▶ **PROBLEM TO SOLVE**: Every record below should be printed exactly as it appears.
───── DATA FOR THE TASK
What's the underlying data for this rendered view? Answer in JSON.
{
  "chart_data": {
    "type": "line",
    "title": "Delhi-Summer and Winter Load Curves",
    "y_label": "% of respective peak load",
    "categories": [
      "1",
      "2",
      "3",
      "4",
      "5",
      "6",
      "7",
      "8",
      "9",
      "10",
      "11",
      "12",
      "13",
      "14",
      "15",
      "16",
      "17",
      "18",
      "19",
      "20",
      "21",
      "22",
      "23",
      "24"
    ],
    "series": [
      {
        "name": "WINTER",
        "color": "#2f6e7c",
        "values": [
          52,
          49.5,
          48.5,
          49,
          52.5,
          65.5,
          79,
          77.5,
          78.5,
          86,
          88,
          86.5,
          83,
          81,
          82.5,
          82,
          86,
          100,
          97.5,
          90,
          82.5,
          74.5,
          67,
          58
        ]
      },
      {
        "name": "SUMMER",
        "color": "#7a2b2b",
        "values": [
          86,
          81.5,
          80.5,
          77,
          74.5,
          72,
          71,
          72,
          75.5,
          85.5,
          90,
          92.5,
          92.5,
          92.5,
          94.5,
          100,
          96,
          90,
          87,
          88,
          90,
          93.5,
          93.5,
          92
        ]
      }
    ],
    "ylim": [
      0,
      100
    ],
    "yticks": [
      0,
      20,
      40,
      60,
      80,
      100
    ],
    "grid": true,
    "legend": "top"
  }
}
──────────
▶ **CORRECT RESPONSE**:
What's the underlying data for this rendered view? Answer in JSON.
{
  "chart_data": {
    "type": "line",
    "title": "Delhi-Summer and Winter Load Curves",
    "y_label": "% of respective peak load",
    "categories": [
      "1",
      "2",
      "3",
      "4",
      "5",
      "6",
      "7",
      "8",
      "9",
      "10",
      "11",
      "12",
      "13",
      "14",
      "15",
      "16",
      "17",
      "18",
      "19",
      "20",
      "21",
      "22",
      "23",
      "24"
    ],
    "series": [
      {
        "name": "WINTER",
        "color": "#2f6e7c",
        "values": [
          52,
          49.5,
          48.5,
          49,
          52.5,
          65.5,
          79,
          77.5,
          78.5,
          86,
          88,
          86.5,
          83,
          81,
          82.5,
          82,
          86,
          100,
          97.5,
          90,
          82.5,
          74.5,
          67,
          58
        ]
      },
      {
        "name": "SUMMER",
        "color": "#7a2b2b",
        "values": [
          86,
          81.5,
          80.5,
          77,
          74.5,
          72,
          71,
          72,
          75.5,
          85.5,
          90,
          92.5,
          92.5,
          92.5,
          94.5,
          100,
          96,
          90,
          87,
          88,
          90,
          93.5,
          93.5,
          92
        ]
      }
    ],
    "ylim": [
      0,
      100
    ],
    "yticks": [
      0,
      20,
      40,
      60,
      80,
      100
    ],
    "grid": true,
    "legend": "top"
  }
}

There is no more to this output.